_DIRECTIONS FOR THIS TASK_
Every entry below should be repeated exactly; the pictures should not.

[Start ENTRIES PROVIDED]

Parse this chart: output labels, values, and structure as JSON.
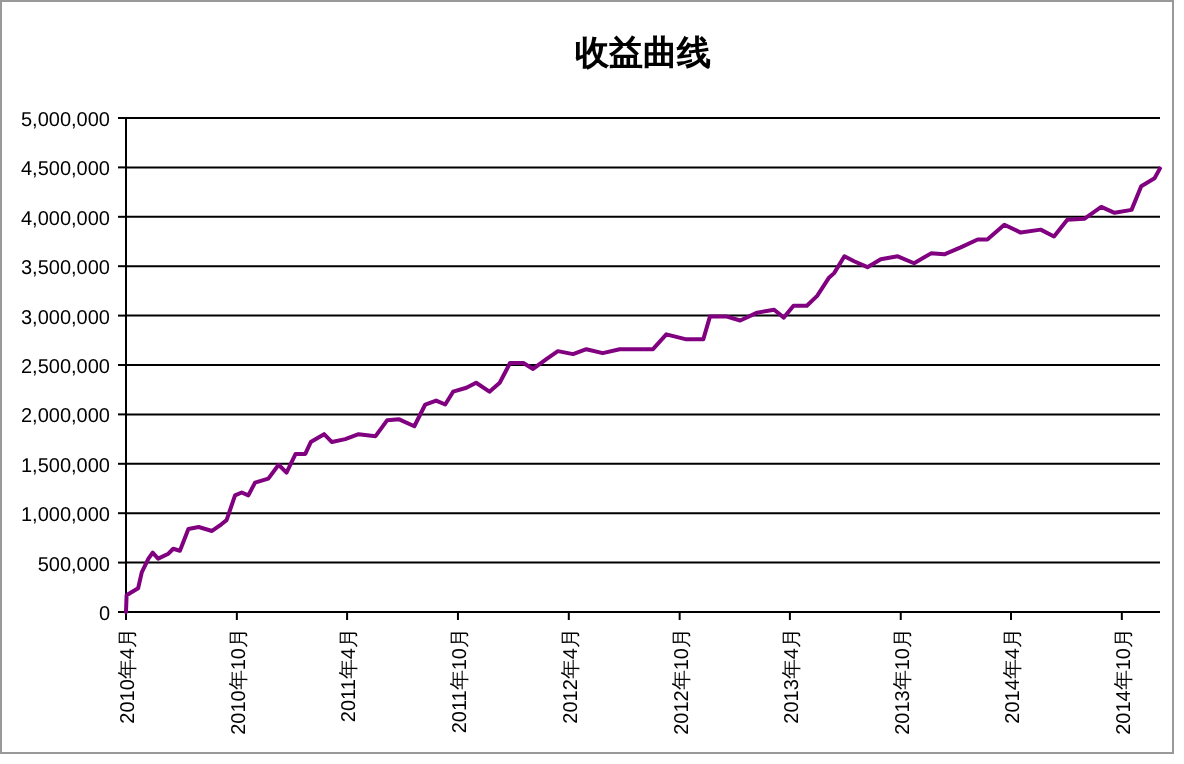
{
  "chart_data": {
    "type": "line",
    "title": "收益曲线",
    "x": [
      "2010-04-01",
      "2010-04-02",
      "2010-04-10",
      "2010-04-21",
      "2010-04-27",
      "2010-05-08",
      "2010-05-15",
      "2010-05-24",
      "2010-06-10",
      "2010-06-18",
      "2010-06-29",
      "2010-07-13",
      "2010-07-30",
      "2010-08-21",
      "2010-09-06",
      "2010-09-14",
      "2010-09-28",
      "2010-10-09",
      "2010-10-20",
      "2010-10-31",
      "2010-11-22",
      "2010-12-09",
      "2010-12-22",
      "2011-01-06",
      "2011-01-22",
      "2011-01-31",
      "2011-02-22",
      "2011-03-07",
      "2011-03-29",
      "2011-04-20",
      "2011-05-18",
      "2011-06-06",
      "2011-06-26",
      "2011-07-21",
      "2011-08-08",
      "2011-08-26",
      "2011-09-10",
      "2011-09-23",
      "2011-10-15",
      "2011-10-31",
      "2011-11-22",
      "2011-12-09",
      "2011-12-26",
      "2012-01-17",
      "2012-02-02",
      "2012-02-24",
      "2012-03-14",
      "2012-04-08",
      "2012-04-30",
      "2012-05-27",
      "2012-06-24",
      "2012-07-22",
      "2012-08-18",
      "2012-09-09",
      "2012-10-12",
      "2012-11-09",
      "2012-11-20",
      "2012-12-18",
      "2013-01-09",
      "2013-02-06",
      "2013-03-06",
      "2013-03-22",
      "2013-04-07",
      "2013-04-29",
      "2013-05-16",
      "2013-06-04",
      "2013-06-13",
      "2013-06-30",
      "2013-07-16",
      "2013-08-07",
      "2013-08-29",
      "2013-09-26",
      "2013-10-23",
      "2013-11-20",
      "2013-12-12",
      "2014-01-08",
      "2014-02-05",
      "2014-02-21",
      "2014-03-21",
      "2014-04-17",
      "2014-05-20",
      "2014-06-11",
      "2014-07-03",
      "2014-07-31",
      "2014-08-28",
      "2014-09-19",
      "2014-10-17",
      "2014-11-02",
      "2014-11-24",
      "2014-12-03"
    ],
    "series": [
      {
        "color": "#800080",
        "values": [
          0,
          170000,
          200000,
          240000,
          400000,
          540000,
          600000,
          540000,
          590000,
          640000,
          620000,
          840000,
          860000,
          820000,
          890000,
          930000,
          1180000,
          1210000,
          1180000,
          1310000,
          1350000,
          1490000,
          1410000,
          1600000,
          1600000,
          1720000,
          1800000,
          1720000,
          1750000,
          1800000,
          1780000,
          1940000,
          1950000,
          1880000,
          2100000,
          2140000,
          2100000,
          2230000,
          2270000,
          2320000,
          2230000,
          2320000,
          2520000,
          2520000,
          2460000,
          2560000,
          2640000,
          2610000,
          2660000,
          2620000,
          2660000,
          2660000,
          2660000,
          2810000,
          2760000,
          2760000,
          2990000,
          2990000,
          2950000,
          3030000,
          3060000,
          2980000,
          3100000,
          3100000,
          3200000,
          3380000,
          3430000,
          3600000,
          3550000,
          3490000,
          3570000,
          3600000,
          3530000,
          3630000,
          3620000,
          3690000,
          3770000,
          3770000,
          3920000,
          3840000,
          3870000,
          3800000,
          3970000,
          3980000,
          4100000,
          4040000,
          4070000,
          4310000,
          4390000,
          4490000
        ]
      }
    ],
    "xlim": [
      "2010-04-01",
      "2014-12-03"
    ],
    "xticks": [
      {
        "value": "2010-04",
        "label": "2010年4月"
      },
      {
        "value": "2010-10",
        "label": "2010年10月"
      },
      {
        "value": "2011-04",
        "label": "2011年4月"
      },
      {
        "value": "2011-10",
        "label": "2011年10月"
      },
      {
        "value": "2012-04",
        "label": "2012年4月"
      },
      {
        "value": "2012-10",
        "label": "2012年10月"
      },
      {
        "value": "2013-04",
        "label": "2013年4月"
      },
      {
        "value": "2013-10",
        "label": "2013年10月"
      },
      {
        "value": "2014-04",
        "label": "2014年4月"
      },
      {
        "value": "2014-10",
        "label": "2014年10月"
      }
    ],
    "ylim": [
      0,
      5000000
    ],
    "yticks": [
      0,
      {
        "value": 500000,
        "label": "500,000"
      },
      {
        "value": 1000000,
        "label": "1,000,000"
      },
      {
        "value": 1500000,
        "label": "1,500,000"
      },
      {
        "value": 2000000,
        "label": "2,000,000"
      },
      {
        "value": 2500000,
        "label": "2,500,000"
      },
      {
        "value": 3000000,
        "label": "3,000,000"
      },
      {
        "value": 3500000,
        "label": "3,500,000"
      },
      {
        "value": 4000000,
        "label": "4,000,000"
      },
      {
        "value": 4500000,
        "label": "4,500,000"
      },
      {
        "value": 5000000,
        "label": "5,000,000"
      }
    ],
    "grid": "y",
    "marker": "none",
    "line_style": "solid"
  }
}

[End ENTRIES PROVIDED]

_WRITTEN RESPONSE_
Parse this chart: output labels, values, and structure as JSON.
{
  "chart_data": {
    "type": "line",
    "title": "收益曲线",
    "x": [
      "2010-04-01",
      "2010-04-02",
      "2010-04-10",
      "2010-04-21",
      "2010-04-27",
      "2010-05-08",
      "2010-05-15",
      "2010-05-24",
      "2010-06-10",
      "2010-06-18",
      "2010-06-29",
      "2010-07-13",
      "2010-07-30",
      "2010-08-21",
      "2010-09-06",
      "2010-09-14",
      "2010-09-28",
      "2010-10-09",
      "2010-10-20",
      "2010-10-31",
      "2010-11-22",
      "2010-12-09",
      "2010-12-22",
      "2011-01-06",
      "2011-01-22",
      "2011-01-31",
      "2011-02-22",
      "2011-03-07",
      "2011-03-29",
      "2011-04-20",
      "2011-05-18",
      "2011-06-06",
      "2011-06-26",
      "2011-07-21",
      "2011-08-08",
      "2011-08-26",
      "2011-09-10",
      "2011-09-23",
      "2011-10-15",
      "2011-10-31",
      "2011-11-22",
      "2011-12-09",
      "2011-12-26",
      "2012-01-17",
      "2012-02-02",
      "2012-02-24",
      "2012-03-14",
      "2012-04-08",
      "2012-04-30",
      "2012-05-27",
      "2012-06-24",
      "2012-07-22",
      "2012-08-18",
      "2012-09-09",
      "2012-10-12",
      "2012-11-09",
      "2012-11-20",
      "2012-12-18",
      "2013-01-09",
      "2013-02-06",
      "2013-03-06",
      "2013-03-22",
      "2013-04-07",
      "2013-04-29",
      "2013-05-16",
      "2013-06-04",
      "2013-06-13",
      "2013-06-30",
      "2013-07-16",
      "2013-08-07",
      "2013-08-29",
      "2013-09-26",
      "2013-10-23",
      "2013-11-20",
      "2013-12-12",
      "2014-01-08",
      "2014-02-05",
      "2014-02-21",
      "2014-03-21",
      "2014-04-17",
      "2014-05-20",
      "2014-06-11",
      "2014-07-03",
      "2014-07-31",
      "2014-08-28",
      "2014-09-19",
      "2014-10-17",
      "2014-11-02",
      "2014-11-24",
      "2014-12-03"
    ],
    "series": [
      {
        "color": "#800080",
        "values": [
          0,
          170000,
          200000,
          240000,
          400000,
          540000,
          600000,
          540000,
          590000,
          640000,
          620000,
          840000,
          860000,
          820000,
          890000,
          930000,
          1180000,
          1210000,
          1180000,
          1310000,
          1350000,
          1490000,
          1410000,
          1600000,
          1600000,
          1720000,
          1800000,
          1720000,
          1750000,
          1800000,
          1780000,
          1940000,
          1950000,
          1880000,
          2100000,
          2140000,
          2100000,
          2230000,
          2270000,
          2320000,
          2230000,
          2320000,
          2520000,
          2520000,
          2460000,
          2560000,
          2640000,
          2610000,
          2660000,
          2620000,
          2660000,
          2660000,
          2660000,
          2810000,
          2760000,
          2760000,
          2990000,
          2990000,
          2950000,
          3030000,
          3060000,
          2980000,
          3100000,
          3100000,
          3200000,
          3380000,
          3430000,
          3600000,
          3550000,
          3490000,
          3570000,
          3600000,
          3530000,
          3630000,
          3620000,
          3690000,
          3770000,
          3770000,
          3920000,
          3840000,
          3870000,
          3800000,
          3970000,
          3980000,
          4100000,
          4040000,
          4070000,
          4310000,
          4390000,
          4490000
        ]
      }
    ],
    "xlim": [
      "2010-04-01",
      "2014-12-03"
    ],
    "xticks": [
      {
        "value": "2010-04",
        "label": "2010年4月"
      },
      {
        "value": "2010-10",
        "label": "2010年10月"
      },
      {
        "value": "2011-04",
        "label": "2011年4月"
      },
      {
        "value": "2011-10",
        "label": "2011年10月"
      },
      {
        "value": "2012-04",
        "label": "2012年4月"
      },
      {
        "value": "2012-10",
        "label": "2012年10月"
      },
      {
        "value": "2013-04",
        "label": "2013年4月"
      },
      {
        "value": "2013-10",
        "label": "2013年10月"
      },
      {
        "value": "2014-04",
        "label": "2014年4月"
      },
      {
        "value": "2014-10",
        "label": "2014年10月"
      }
    ],
    "ylim": [
      0,
      5000000
    ],
    "yticks": [
      0,
      {
        "value": 500000,
        "label": "500,000"
      },
      {
        "value": 1000000,
        "label": "1,000,000"
      },
      {
        "value": 1500000,
        "label": "1,500,000"
      },
      {
        "value": 2000000,
        "label": "2,000,000"
      },
      {
        "value": 2500000,
        "label": "2,500,000"
      },
      {
        "value": 3000000,
        "label": "3,000,000"
      },
      {
        "value": 3500000,
        "label": "3,500,000"
      },
      {
        "value": 4000000,
        "label": "4,000,000"
      },
      {
        "value": 4500000,
        "label": "4,500,000"
      },
      {
        "value": 5000000,
        "label": "5,000,000"
      }
    ],
    "grid": "y",
    "marker": "none",
    "line_style": "solid"
  }
}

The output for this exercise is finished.